YOUR TASK » Transcribe all of the material exactly.

[Extracted records]
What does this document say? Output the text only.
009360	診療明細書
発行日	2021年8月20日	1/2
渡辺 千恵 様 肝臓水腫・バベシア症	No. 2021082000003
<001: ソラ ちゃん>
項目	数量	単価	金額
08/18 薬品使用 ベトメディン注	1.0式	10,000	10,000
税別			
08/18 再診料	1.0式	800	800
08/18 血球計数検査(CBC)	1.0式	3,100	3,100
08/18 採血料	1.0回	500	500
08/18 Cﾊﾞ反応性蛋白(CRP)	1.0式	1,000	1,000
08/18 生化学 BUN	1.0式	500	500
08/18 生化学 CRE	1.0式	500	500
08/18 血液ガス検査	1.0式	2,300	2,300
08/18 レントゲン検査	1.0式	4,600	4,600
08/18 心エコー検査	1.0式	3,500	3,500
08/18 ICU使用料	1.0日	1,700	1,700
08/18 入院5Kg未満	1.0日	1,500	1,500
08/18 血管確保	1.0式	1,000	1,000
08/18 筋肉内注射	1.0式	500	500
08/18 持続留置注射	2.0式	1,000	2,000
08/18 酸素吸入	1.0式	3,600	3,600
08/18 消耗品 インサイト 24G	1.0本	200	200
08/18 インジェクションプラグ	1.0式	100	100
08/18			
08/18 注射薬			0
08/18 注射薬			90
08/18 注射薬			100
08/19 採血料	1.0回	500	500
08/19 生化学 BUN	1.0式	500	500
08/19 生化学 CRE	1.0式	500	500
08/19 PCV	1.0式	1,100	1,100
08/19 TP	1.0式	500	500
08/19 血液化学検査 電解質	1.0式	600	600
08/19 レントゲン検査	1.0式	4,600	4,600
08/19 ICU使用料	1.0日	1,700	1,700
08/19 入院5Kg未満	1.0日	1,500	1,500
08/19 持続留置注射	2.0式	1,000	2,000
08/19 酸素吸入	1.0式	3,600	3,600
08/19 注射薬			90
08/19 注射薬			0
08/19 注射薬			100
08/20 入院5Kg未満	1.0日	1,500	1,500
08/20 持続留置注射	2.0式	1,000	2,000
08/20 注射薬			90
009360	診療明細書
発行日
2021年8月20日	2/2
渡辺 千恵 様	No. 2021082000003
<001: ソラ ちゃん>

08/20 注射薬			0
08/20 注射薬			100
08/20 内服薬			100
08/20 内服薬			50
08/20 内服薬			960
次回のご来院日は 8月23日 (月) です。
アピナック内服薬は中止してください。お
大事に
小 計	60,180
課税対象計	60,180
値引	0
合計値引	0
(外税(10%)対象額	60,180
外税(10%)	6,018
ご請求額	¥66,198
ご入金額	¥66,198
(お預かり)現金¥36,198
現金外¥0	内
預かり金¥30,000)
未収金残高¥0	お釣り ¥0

TASK ANSWER »
What does this document say? Output the text only.
009360	診療明細書
発行日	2021年8月20日	1/2
渡辺 千恵 様 肝臓水腫・バベシア症	No. 2021082000003
<001: ソラ ちゃん>
項目	数量	単価	金額
08/18 薬品使用 ベトメディン注	1.0式	10,000	10,000
税別			
08/18 再診料	1.0式	800	800
08/18 血球計数検査(CBC)	1.0式	3,100	3,100
08/18 採血料	1.0回	500	500
08/18 Cﾊﾞ反応性蛋白(CRP)	1.0式	1,000	1,000
08/18 生化学 BUN	1.0式	500	500
08/18 生化学 CRE	1.0式	500	500
08/18 血液ガス検査	1.0式	2,300	2,300
08/18 レントゲン検査	1.0式	4,600	4,600
08/18 心エコー検査	1.0式	3,500	3,500
08/18 ICU使用料	1.0日	1,700	1,700
08/18 入院5Kg未満	1.0日	1,500	1,500
08/18 血管確保	1.0式	1,000	1,000
08/18 筋肉内注射	1.0式	500	500
08/18 持続留置注射	2.0式	1,000	2,000
08/18 酸素吸入	1.0式	3,600	3,600
08/18 消耗品 インサイト 24G	1.0本	200	200
08/18 インジェクションプラグ	1.0式	100	100
08/18			
08/18 注射薬			0
08/18 注射薬			90
08/18 注射薬			100
08/19 採血料	1.0回	500	500
08/19 生化学 BUN	1.0式	500	500
08/19 生化学 CRE	1.0式	500	500
08/19 PCV	1.0式	1,100	1,100
08/19 TP	1.0式	500	500
08/19 血液化学検査 電解質	1.0式	600	600
08/19 レントゲン検査	1.0式	4,600	4,600
08/19 ICU使用料	1.0日	1,700	1,700
08/19 入院5Kg未満	1.0日	1,500	1,500
08/19 持続留置注射	2.0式	1,000	2,000
08/19 酸素吸入	1.0式	3,600	3,600
08/19 注射薬			90
08/19 注射薬			0
08/19 注射薬			100
08/20 入院5Kg未満	1.0日	1,500	1,500
08/20 持続留置注射	2.0式	1,000	2,000
08/20 注射薬			90
009360	診療明細書
発行日
2021年8月20日	2/2
渡辺 千恵 様	No. 2021082000003
<001: ソラ ちゃん>

08/20 注射薬			0
08/20 注射薬			100
08/20 内服薬			100
08/20 内服薬			50
08/20 内服薬			960
次回のご来院日は 8月23日 (月) です。
アピナック内服薬は中止してください。お
大事に
小 計	60,180
課税対象計	60,180
値引	0
合計値引	0
(外税(10%)対象額	60,180
外税(10%)	6,018
ご請求額	¥66,198
ご入金額	¥66,198
(お預かり)現金¥36,198
現金外¥0	内
預かり金¥30,000)
未収金残高¥0	お釣り ¥0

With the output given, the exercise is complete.